Repeat all the material exactly; pictures stay out of your copy.

━━━ Extracted information ━━━

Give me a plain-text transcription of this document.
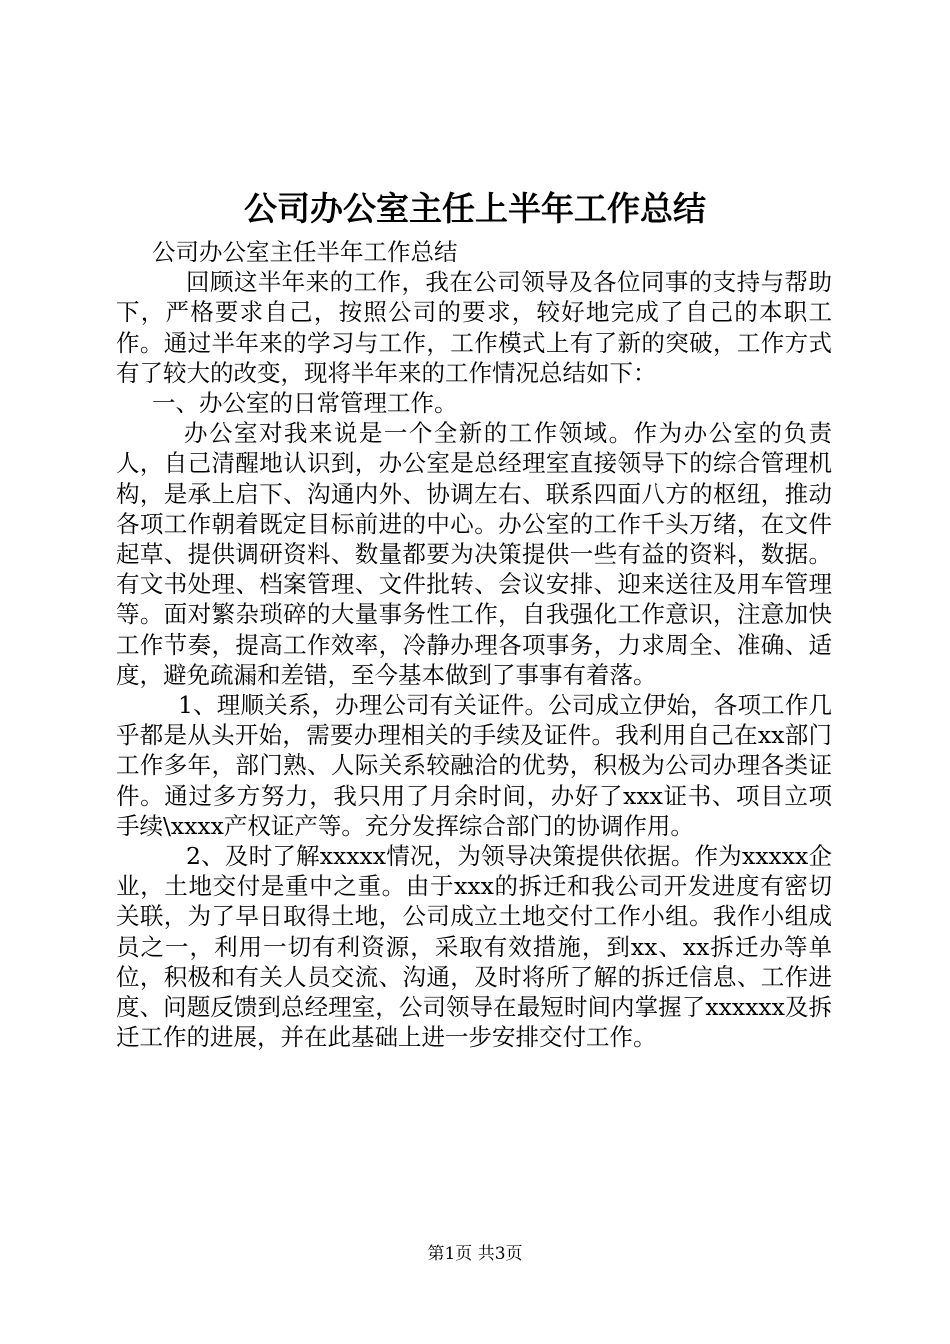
公司办公室主任上半年工作总结

公司办公室主任半年工作总结

回顾这半年来的工作，我在公司领导及各位同事的支持与帮助下，严格要求自己，按照公司的要求，较好地完成了自己的本职工作。通过半年来的学习与工作，工作模式上有了新的突破，工作方式有了较大的改变，现将半年来的工作情况总结如下：

一、办公室的日常管理工作。

办公室对我来说是一个全新的工作领域。作为办公室的负责人，自己清醒地认识到，办公室是总经理室直接领导下的综合管理机构，是承上启下、沟通内外、协调左右、联系四面八方的枢纽，推动各项工作朝着既定目标前进的中心。办公室的工作千头万绪，在文件起草、提供调研资料、数量都要为决策提供一些有益的资料，数据。有文书处理、档案管理、文件批转、会议安排、迎来送往及用车管理等。面对繁杂琐碎的大量事务性工作，自我强化工作意识，注意加快工作节奏，提高工作效率，冷静办理各项事务，力求周全、准确、适度，避免疏漏和差错，至今基本做到了事事有着落。

1、理顺关系，办理公司有关证件。公司成立伊始，各项工作几乎都是从头开始，需要办理相关的手续及证件。我利用自己在xx部门工作多年，部门熟、人际关系较融洽的优势，积极为公司办理各类证件。通过多方努力，我只用了月余时间，办好了xxx证书、项目立项手续\xxxx产权证产等。充分发挥综合部门的协调作用。

2、及时了解xxxxx情况，为领导决策提供依据。作为xxxxx企业，土地交付是重中之重。由于xxx的拆迁和我公司开发进度有密切关联，为了早日取得土地，公司成立土地交付工作小组。我作小组成员之一，利用一切有利资源，采取有效措施，到xx、xx拆迁办等单位，积极和有关人员交流、沟通，及时将所了解的拆迁信息、工作进度、问题反馈到总经理室，公司领导在最短时间内掌握了xxxxxx及拆迁工作的进展，并在此基础上进一步安排交付工作。

第1页 共3页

━━━

# Solution to this problem
Give me a plain-text transcription of this document.
公司办公室主任上半年工作总结

公司办公室主任半年工作总结

回顾这半年来的工作，我在公司领导及各位同事的支持与帮助下，严格要求自己，按照公司的要求，较好地完成了自己的本职工作。通过半年来的学习与工作，工作模式上有了新的突破，工作方式有了较大的改变，现将半年来的工作情况总结如下：

一、办公室的日常管理工作。

办公室对我来说是一个全新的工作领域。作为办公室的负责人，自己清醒地认识到，办公室是总经理室直接领导下的综合管理机构，是承上启下、沟通内外、协调左右、联系四面八方的枢纽，推动各项工作朝着既定目标前进的中心。办公室的工作千头万绪，在文件起草、提供调研资料、数量都要为决策提供一些有益的资料，数据。有文书处理、档案管理、文件批转、会议安排、迎来送往及用车管理等。面对繁杂琐碎的大量事务性工作，自我强化工作意识，注意加快工作节奏，提高工作效率，冷静办理各项事务，力求周全、准确、适度，避免疏漏和差错，至今基本做到了事事有着落。

1、理顺关系，办理公司有关证件。公司成立伊始，各项工作几乎都是从头开始，需要办理相关的手续及证件。我利用自己在xx部门工作多年，部门熟、人际关系较融洽的优势，积极为公司办理各类证件。通过多方努力，我只用了月余时间，办好了xxx证书、项目立项手续\xxxx产权证产等。充分发挥综合部门的协调作用。

2、及时了解xxxxx情况，为领导决策提供依据。作为xxxxx企业，土地交付是重中之重。由于xxx的拆迁和我公司开发进度有密切关联，为了早日取得土地，公司成立土地交付工作小组。我作小组成员之一，利用一切有利资源，采取有效措施，到xx、xx拆迁办等单位，积极和有关人员交流、沟通，及时将所了解的拆迁信息、工作进度、问题反馈到总经理室，公司领导在最短时间内掌握了xxxxxx及拆迁工作的进展，并在此基础上进一步安排交付工作。

第1页 共3页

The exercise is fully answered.